### Task details
Repeat the whole listing below, word for word.

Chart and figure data
┌──
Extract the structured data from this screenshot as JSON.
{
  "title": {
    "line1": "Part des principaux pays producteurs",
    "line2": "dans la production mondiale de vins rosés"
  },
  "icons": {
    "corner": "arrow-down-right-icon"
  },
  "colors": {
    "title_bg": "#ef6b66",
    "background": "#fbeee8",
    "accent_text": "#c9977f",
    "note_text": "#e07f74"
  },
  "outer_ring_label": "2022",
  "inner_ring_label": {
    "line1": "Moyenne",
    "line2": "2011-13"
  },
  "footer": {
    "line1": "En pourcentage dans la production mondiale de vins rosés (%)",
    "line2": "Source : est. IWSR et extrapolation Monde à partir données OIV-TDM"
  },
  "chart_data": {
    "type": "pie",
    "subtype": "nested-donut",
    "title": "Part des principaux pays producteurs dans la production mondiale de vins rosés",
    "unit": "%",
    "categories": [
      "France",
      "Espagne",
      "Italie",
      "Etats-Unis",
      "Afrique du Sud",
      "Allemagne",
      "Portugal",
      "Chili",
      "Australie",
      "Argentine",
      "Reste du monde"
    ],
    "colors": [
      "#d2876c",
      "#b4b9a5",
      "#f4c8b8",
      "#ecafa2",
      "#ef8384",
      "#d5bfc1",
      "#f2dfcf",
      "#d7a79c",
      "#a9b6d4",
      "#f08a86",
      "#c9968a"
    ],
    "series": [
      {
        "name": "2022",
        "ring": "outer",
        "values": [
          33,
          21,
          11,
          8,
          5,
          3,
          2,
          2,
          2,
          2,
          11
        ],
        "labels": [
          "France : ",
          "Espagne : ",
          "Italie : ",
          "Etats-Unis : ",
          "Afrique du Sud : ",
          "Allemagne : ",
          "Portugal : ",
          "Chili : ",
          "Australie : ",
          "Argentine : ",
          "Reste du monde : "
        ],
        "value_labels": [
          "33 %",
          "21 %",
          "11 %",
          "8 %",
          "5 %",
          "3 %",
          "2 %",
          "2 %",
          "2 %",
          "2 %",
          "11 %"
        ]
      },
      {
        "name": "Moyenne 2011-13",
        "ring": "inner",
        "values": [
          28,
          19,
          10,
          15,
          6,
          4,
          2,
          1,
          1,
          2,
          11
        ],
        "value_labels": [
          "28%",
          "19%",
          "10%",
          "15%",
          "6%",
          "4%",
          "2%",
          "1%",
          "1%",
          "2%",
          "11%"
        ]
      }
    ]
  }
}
└──
### Written answer
Extract the structured data from this screenshot as JSON.
{
  "title": {
    "line1": "Part des principaux pays producteurs",
    "line2": "dans la production mondiale de vins rosés"
  },
  "icons": {
    "corner": "arrow-down-right-icon"
  },
  "colors": {
    "title_bg": "#ef6b66",
    "background": "#fbeee8",
    "accent_text": "#c9977f",
    "note_text": "#e07f74"
  },
  "outer_ring_label": "2022",
  "inner_ring_label": {
    "line1": "Moyenne",
    "line2": "2011-13"
  },
  "footer": {
    "line1": "En pourcentage dans la production mondiale de vins rosés (%)",
    "line2": "Source : est. IWSR et extrapolation Monde à partir données OIV-TDM"
  },
  "chart_data": {
    "type": "pie",
    "subtype": "nested-donut",
    "title": "Part des principaux pays producteurs dans la production mondiale de vins rosés",
    "unit": "%",
    "categories": [
      "France",
      "Espagne",
      "Italie",
      "Etats-Unis",
      "Afrique du Sud",
      "Allemagne",
      "Portugal",
      "Chili",
      "Australie",
      "Argentine",
      "Reste du monde"
    ],
    "colors": [
      "#d2876c",
      "#b4b9a5",
      "#f4c8b8",
      "#ecafa2",
      "#ef8384",
      "#d5bfc1",
      "#f2dfcf",
      "#d7a79c",
      "#a9b6d4",
      "#f08a86",
      "#c9968a"
    ],
    "series": [
      {
        "name": "2022",
        "ring": "outer",
        "values": [
          33,
          21,
          11,
          8,
          5,
          3,
          2,
          2,
          2,
          2,
          11
        ],
        "labels": [
          "France : ",
          "Espagne : ",
          "Italie : ",
          "Etats-Unis : ",
          "Afrique du Sud : ",
          "Allemagne : ",
          "Portugal : ",
          "Chili : ",
          "Australie : ",
          "Argentine : ",
          "Reste du monde : "
        ],
        "value_labels": [
          "33 %",
          "21 %",
          "11 %",
          "8 %",
          "5 %",
          "3 %",
          "2 %",
          "2 %",
          "2 %",
          "2 %",
          "11 %"
        ]
      },
      {
        "name": "Moyenne 2011-13",
        "ring": "inner",
        "values": [
          28,
          19,
          10,
          15,
          6,
          4,
          2,
          1,
          1,
          2,
          11
        ],
        "value_labels": [
          "28%",
          "19%",
          "10%",
          "15%",
          "6%",
          "4%",
          "2%",
          "1%",
          "1%",
          "2%",
          "11%"
        ]
      }
    ]
  }
}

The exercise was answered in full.